A moi seule : A défaut d'être en adéquation avec les images - et c'est possiblement ce qui plait - les compositions du chanteur Florent Marchet enchante à chaque fois qu'elles se déclenchent.
Metéora : Une planche de bois et deux marteaux, voici l'orchestration de Metéora. C'est simple, c'est beau et c'est probablement la production musicale la moins chère entendue cette année...
Just the wind : ...même si la B.O de cet horrible petit film hongrois n'a pas dû coûter bien chère non plus dans le budget global du film. Elle n'est presque composé que d'une seule note, qui s'étire sans fin. Encore plus pingre que les quatre notes de Ry Cooder pour Paris, Texas, donc...
Et le gagnant est :
A moi seule. Il nous faut bien vous l'avouer maintenant, si l'on aime tant les musiques du film, c'est bien aussi qu'elles parce qu'elles font écho à celles de Para One pour Céline Sciamma (Naissance des pieuvres, Tomboy).
Ours de plomb de la scène la plus « WTF ??? »
La mante religieuse de Dracula 3D : Seules 25 minutes du nouveau film de Dario Argento étaient présentées au Marché du Film. Un monument de kitsch, certainement assumé, en haut duquel trône l'apparition d'une mante religieuse de trois mètres, pataude et translucide. Génial.
La séquence « Confessions intimes » de Captive : Si le film nous a divisé, nous sommes malheureusement tombés d'accord sur la maladresse de ce passage où les otages du film de Brillante Mendoza partagent leur souffrance face-caméra.
La fellation fantomatique d'Ulysse, souviens-toi : Guy Maddin, petit plaisantin qui filme alternativement tel un contemporain de Méliès ou comme un fan de Lynch, est un spécialiste du « WTF ». Dans Ulysse, souviens-toi, le fantôme transparent d'un vieillard s'adonne à une fellation sur un godemiché mural en bois (soit l'inverse d'une scène de Scary Movie 2). Non mais ça va pas ? WTF quoi ?!

> **MATÉRIEL D'EXERCICE**
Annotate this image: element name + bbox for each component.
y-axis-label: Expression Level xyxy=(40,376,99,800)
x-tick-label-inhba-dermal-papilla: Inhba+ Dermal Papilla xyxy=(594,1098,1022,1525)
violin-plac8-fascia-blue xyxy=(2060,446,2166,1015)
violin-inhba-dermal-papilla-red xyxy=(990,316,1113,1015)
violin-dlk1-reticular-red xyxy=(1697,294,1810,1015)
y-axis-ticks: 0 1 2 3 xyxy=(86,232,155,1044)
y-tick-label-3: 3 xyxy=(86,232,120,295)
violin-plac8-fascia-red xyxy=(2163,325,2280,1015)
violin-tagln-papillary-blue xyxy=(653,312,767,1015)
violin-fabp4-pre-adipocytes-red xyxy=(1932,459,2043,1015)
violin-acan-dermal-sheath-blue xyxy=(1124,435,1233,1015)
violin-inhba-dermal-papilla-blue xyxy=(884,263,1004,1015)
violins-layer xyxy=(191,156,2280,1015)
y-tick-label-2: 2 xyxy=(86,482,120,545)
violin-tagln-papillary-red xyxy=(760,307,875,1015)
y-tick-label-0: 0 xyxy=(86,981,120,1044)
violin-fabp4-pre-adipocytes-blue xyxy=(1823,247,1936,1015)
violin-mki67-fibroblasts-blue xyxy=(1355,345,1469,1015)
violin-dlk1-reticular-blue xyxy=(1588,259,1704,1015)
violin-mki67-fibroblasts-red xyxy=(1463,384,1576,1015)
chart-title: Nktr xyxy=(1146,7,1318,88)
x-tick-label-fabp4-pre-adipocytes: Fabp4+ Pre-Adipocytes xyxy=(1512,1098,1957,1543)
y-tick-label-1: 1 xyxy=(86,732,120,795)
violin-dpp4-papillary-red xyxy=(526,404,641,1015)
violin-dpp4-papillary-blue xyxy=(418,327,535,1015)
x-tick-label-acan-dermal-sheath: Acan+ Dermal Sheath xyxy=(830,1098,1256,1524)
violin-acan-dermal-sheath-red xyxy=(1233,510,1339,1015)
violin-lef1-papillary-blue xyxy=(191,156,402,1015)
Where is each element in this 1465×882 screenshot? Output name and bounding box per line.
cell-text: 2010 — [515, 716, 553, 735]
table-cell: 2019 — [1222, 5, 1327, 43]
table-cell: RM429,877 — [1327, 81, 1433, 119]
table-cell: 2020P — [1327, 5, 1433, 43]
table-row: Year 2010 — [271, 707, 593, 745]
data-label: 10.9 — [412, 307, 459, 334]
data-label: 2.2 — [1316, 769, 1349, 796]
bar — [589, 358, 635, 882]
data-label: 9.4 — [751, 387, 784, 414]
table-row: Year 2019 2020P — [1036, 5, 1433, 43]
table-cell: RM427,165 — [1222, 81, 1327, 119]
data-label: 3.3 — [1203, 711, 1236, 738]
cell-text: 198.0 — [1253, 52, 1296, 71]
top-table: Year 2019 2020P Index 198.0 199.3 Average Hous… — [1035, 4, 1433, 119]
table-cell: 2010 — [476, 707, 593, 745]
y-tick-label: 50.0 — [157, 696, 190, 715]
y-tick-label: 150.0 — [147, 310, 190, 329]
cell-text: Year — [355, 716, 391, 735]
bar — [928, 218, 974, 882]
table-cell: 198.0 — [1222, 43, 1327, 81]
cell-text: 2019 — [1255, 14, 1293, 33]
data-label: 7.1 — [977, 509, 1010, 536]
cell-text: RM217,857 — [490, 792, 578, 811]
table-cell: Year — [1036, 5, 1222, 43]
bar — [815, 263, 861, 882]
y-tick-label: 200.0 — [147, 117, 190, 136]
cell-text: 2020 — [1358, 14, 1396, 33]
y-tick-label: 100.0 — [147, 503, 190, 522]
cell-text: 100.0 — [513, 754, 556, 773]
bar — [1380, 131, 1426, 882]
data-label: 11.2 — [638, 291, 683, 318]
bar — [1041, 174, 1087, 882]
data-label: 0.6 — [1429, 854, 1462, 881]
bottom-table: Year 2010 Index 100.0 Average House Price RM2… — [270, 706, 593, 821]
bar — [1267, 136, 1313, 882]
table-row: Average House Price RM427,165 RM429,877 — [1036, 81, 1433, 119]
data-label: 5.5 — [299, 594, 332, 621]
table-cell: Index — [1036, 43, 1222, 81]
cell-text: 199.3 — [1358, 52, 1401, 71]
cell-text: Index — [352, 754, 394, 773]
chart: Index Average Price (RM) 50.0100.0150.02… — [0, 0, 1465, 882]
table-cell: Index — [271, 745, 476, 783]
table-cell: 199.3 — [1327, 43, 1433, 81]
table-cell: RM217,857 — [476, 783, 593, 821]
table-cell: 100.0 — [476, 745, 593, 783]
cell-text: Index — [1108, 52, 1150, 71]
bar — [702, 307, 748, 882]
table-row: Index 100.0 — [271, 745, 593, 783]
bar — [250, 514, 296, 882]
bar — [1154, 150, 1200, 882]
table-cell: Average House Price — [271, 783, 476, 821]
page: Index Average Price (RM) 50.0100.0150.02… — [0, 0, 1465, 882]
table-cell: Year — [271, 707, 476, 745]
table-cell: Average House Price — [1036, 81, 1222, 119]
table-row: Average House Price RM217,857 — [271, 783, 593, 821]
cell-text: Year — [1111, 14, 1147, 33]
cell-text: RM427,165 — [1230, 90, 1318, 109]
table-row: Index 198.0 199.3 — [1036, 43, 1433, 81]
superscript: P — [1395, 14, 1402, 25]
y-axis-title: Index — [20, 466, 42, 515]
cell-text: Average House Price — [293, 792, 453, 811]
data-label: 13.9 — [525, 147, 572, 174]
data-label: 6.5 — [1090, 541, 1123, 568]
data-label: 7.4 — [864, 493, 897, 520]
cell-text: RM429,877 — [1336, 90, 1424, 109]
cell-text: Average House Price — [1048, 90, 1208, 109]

> **TRAVAIL DEMANDÉ**
1/ Mettez à jour les entrées, du début jusqu'à la ligne contenant "y-tick-label-2: 2 xyxy=(86,482,120,545)", incluse. Remplacez-y "Expression Level" par "Niveau d'expression" et ne touchez à rien d'autre.
2/ Prolongez l'article de palmarès de films au-delà de sa dernière phrase.
L'article de palmarès de films et les entrées sont deux documents indépendants l'un de l'autre.

> **RÉPONSES PAR TÂCHE**
1/
Annotate this image: element name + bbox for each component.
y-axis-label: Niveau d'expression xyxy=(40,376,99,800)
x-tick-label-inhba-dermal-papilla: Inhba+ Dermal Papilla xyxy=(594,1098,1022,1525)
violin-plac8-fascia-blue xyxy=(2060,446,2166,1015)
violin-inhba-dermal-papilla-red xyxy=(990,316,1113,1015)
violin-dlk1-reticular-red xyxy=(1697,294,1810,1015)
y-axis-ticks: 0 1 2 3 xyxy=(86,232,155,1044)
y-tick-label-3: 3 xyxy=(86,232,120,295)
violin-plac8-fascia-red xyxy=(2163,325,2280,1015)
violin-tagln-papillary-blue xyxy=(653,312,767,1015)
violin-fabp4-pre-adipocytes-red xyxy=(1932,459,2043,1015)
violin-acan-dermal-sheath-blue xyxy=(1124,435,1233,1015)
violin-inhba-dermal-papilla-blue xyxy=(884,263,1004,1015)
violins-layer xyxy=(191,156,2280,1015)
y-tick-label-2: 2 xyxy=(86,482,120,545)

2/
Et le gagnant est :
Confession intimes. Ce qui nous a finalement fait pencher du côté de Captive, c'est certainement la laideur de son faux écran d'enregistrement vidéo qui se rapproche peut-être même moins de l'émission phare de TF1 que d'une parodie X type « Pascal le grand frère pineur ».
Le petit Ours brun du meilleur animal
Le chat qui ouvre des portes, dans le beau documentaire Ai Weiwei : never sorry : D'autant plus fort qu'il est le seul des quarante (quarante !) chats vivants dans le studio de l'artiste chinois à posséder cette faculté.
Le serpent mangeur de caille dans Captive et son pote le croco dans Tabu : Ils ne vivent pas dans le même film, mais nous les savons inséparables. Ces deux reptiles sont indifféremment capables de vous attaquer dans l'eau, sur terre ou dans vos rêves.
L'ourson, dans Postcards from the zoo : Le film d'Edwin est assez cruel dans sa manière d'insinuer que notre monde se résume à l'innocence illusoire des enfants ou à la dépravation des adultes. Mais il contrebalance cette vision grossière par celles de nombreux animaux trognons... dont le champion reste, sans doute, le petit ourson qui caresse sa maîtresse tout en suçant son pouce.
Et le gagnant est :
Le chat d'Ai Weiwei et ses 39 amis, qui sont d'ailleurs bien plus malins que lui puisqu'ils n'ont désormais qu'à le laisser s'exécuter pour eux. Mention spéciale aux rats des Adieux à la reine, qui se seraient imposés s'ils n'était pas doublés par des rats en plastique... Honteux !
Ours d'argent de la meilleure réplique
« La différence entre les hommes et les chats, c'est que si un chat arrive à ouvrir une porte... il ne la refermera pas derrière lui » Ai WeiWei, dans Ai Weiwei : never sorry
« Je serais capable de tuer pour avoir la chance de manger un bon avocat avec du sel.. euh non, non, pas de tuer, non ! » Hank Skinner, condamné à mort pour un triple homicide dans Death Row, de Werner Herzog.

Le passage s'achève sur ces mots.